• _WHAT YOU HAVE TO DO_
Filter the listing below, copying every line in which the word "this" appears.

>> start PROVIDED RECORDS

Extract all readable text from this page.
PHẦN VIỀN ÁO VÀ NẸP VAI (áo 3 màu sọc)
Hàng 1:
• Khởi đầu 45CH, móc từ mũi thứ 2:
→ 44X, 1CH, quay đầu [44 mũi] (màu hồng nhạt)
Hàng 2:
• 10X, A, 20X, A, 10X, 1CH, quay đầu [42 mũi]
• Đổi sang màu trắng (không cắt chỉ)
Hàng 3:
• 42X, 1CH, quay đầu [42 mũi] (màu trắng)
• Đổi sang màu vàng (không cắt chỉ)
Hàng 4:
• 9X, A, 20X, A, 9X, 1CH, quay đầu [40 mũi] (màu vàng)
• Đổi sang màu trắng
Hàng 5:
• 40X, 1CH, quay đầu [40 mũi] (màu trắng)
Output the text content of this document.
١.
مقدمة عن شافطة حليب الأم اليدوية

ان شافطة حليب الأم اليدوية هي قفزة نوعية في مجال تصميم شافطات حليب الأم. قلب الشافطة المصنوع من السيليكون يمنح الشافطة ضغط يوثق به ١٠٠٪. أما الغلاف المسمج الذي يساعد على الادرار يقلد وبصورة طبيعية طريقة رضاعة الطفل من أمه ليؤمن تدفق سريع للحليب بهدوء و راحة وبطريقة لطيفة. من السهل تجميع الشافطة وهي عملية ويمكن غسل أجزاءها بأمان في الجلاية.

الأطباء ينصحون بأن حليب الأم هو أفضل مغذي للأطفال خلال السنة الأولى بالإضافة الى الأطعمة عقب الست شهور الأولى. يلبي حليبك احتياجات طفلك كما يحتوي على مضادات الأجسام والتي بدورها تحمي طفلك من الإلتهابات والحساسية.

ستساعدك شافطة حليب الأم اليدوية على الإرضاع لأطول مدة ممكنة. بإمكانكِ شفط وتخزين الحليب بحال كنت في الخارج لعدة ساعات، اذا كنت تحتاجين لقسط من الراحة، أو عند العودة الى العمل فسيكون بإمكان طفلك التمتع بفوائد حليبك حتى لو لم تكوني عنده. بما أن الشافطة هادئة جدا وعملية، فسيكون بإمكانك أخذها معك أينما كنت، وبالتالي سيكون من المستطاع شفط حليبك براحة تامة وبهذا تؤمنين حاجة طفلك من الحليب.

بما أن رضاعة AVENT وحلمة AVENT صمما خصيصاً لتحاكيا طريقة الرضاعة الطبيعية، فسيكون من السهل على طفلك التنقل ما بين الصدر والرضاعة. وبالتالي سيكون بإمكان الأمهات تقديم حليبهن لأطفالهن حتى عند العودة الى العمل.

>> end PROVIDED RECORDS

• _TASK SOLUTION_
Extract all readable text from this page.
Output the text content of this document.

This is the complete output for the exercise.